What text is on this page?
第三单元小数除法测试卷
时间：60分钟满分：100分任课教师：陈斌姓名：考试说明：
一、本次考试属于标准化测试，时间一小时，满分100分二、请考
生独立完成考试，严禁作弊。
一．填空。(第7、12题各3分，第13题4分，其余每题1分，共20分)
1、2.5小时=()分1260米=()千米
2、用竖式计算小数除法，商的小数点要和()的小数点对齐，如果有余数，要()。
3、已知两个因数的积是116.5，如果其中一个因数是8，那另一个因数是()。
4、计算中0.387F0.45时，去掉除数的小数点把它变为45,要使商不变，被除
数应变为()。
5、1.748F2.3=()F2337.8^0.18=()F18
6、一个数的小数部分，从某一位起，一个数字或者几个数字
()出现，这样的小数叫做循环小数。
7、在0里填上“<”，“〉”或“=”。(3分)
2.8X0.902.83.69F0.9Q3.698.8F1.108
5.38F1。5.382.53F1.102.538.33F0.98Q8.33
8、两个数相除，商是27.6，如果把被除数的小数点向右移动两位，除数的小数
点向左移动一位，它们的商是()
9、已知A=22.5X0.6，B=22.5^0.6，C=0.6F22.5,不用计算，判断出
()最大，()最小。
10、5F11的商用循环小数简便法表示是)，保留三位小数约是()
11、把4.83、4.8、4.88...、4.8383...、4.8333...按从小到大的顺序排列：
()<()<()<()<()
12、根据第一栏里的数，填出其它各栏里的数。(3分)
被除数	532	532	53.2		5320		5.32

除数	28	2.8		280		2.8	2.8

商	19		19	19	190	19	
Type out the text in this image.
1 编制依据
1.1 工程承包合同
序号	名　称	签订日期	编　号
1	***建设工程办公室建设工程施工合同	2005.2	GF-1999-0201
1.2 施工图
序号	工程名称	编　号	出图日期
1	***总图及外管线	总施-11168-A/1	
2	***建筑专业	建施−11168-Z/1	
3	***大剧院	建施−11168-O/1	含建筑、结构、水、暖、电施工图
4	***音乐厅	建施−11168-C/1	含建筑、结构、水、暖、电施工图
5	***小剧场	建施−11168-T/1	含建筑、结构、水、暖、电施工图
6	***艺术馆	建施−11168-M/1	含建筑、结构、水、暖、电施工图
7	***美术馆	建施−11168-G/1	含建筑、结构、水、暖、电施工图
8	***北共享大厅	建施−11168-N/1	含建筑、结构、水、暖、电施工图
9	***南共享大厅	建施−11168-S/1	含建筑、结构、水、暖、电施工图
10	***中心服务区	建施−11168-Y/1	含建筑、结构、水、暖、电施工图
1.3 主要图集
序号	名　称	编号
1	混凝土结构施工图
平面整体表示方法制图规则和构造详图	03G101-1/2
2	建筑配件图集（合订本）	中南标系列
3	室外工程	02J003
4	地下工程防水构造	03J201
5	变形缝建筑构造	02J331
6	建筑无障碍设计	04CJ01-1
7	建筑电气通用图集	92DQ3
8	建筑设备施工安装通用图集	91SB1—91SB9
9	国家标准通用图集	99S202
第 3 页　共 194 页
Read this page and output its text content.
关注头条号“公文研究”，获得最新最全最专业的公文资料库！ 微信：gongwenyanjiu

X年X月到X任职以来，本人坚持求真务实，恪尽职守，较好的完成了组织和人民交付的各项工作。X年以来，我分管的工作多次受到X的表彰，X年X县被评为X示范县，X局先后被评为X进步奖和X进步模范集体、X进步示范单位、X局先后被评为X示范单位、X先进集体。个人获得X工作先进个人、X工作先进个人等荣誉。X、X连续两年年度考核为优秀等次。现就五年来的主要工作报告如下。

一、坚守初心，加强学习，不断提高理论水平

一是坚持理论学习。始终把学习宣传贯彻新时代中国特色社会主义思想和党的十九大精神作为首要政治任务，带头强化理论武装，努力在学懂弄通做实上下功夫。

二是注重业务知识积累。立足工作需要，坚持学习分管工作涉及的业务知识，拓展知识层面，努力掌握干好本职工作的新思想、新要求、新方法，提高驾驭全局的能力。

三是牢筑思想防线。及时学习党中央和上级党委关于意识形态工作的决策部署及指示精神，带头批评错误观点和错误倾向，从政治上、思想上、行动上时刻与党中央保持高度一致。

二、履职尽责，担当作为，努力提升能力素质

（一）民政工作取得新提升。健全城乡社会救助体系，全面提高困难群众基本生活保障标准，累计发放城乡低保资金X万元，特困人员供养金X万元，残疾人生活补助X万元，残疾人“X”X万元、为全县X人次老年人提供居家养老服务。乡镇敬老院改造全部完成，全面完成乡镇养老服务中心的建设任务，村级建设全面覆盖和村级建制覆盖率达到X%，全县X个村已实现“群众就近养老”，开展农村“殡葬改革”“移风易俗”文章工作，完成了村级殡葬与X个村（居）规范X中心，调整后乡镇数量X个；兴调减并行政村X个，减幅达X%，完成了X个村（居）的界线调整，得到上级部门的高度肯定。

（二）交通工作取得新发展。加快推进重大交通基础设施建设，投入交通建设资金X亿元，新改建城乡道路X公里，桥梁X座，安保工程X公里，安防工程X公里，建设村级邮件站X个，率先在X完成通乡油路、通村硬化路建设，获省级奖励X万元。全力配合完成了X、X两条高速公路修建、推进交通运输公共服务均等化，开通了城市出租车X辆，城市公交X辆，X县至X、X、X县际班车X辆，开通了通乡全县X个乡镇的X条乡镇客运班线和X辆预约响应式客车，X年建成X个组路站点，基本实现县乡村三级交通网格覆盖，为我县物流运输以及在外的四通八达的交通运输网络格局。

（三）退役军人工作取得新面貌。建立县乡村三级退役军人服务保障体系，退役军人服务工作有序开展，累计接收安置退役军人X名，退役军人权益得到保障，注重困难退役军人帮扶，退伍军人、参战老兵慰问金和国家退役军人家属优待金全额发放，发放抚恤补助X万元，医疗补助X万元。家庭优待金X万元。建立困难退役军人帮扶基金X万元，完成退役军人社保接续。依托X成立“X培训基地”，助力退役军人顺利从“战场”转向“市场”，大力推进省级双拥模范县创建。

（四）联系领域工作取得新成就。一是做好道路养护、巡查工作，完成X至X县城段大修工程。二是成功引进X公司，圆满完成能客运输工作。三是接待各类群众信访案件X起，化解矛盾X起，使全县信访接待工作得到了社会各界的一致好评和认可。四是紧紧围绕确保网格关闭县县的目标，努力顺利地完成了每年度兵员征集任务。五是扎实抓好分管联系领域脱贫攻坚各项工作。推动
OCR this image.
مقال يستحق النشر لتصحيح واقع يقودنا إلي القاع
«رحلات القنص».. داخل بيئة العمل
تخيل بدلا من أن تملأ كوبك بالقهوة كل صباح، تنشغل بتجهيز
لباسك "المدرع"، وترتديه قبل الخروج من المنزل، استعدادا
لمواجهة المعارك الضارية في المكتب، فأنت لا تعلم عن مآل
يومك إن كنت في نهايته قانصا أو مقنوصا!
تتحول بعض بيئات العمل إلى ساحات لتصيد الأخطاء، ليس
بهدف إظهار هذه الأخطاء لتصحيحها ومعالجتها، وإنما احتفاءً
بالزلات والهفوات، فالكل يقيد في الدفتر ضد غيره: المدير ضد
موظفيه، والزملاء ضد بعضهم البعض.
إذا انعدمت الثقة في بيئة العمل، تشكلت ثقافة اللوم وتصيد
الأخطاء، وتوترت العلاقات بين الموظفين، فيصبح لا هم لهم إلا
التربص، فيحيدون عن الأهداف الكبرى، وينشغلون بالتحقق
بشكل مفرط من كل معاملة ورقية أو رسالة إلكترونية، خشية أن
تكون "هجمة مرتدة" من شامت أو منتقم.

= = = =

▶ [Short exercise]:
In the listing above, count each line that holds the string "بيئة". Give the number only.

▶ [Solution for this task]:
2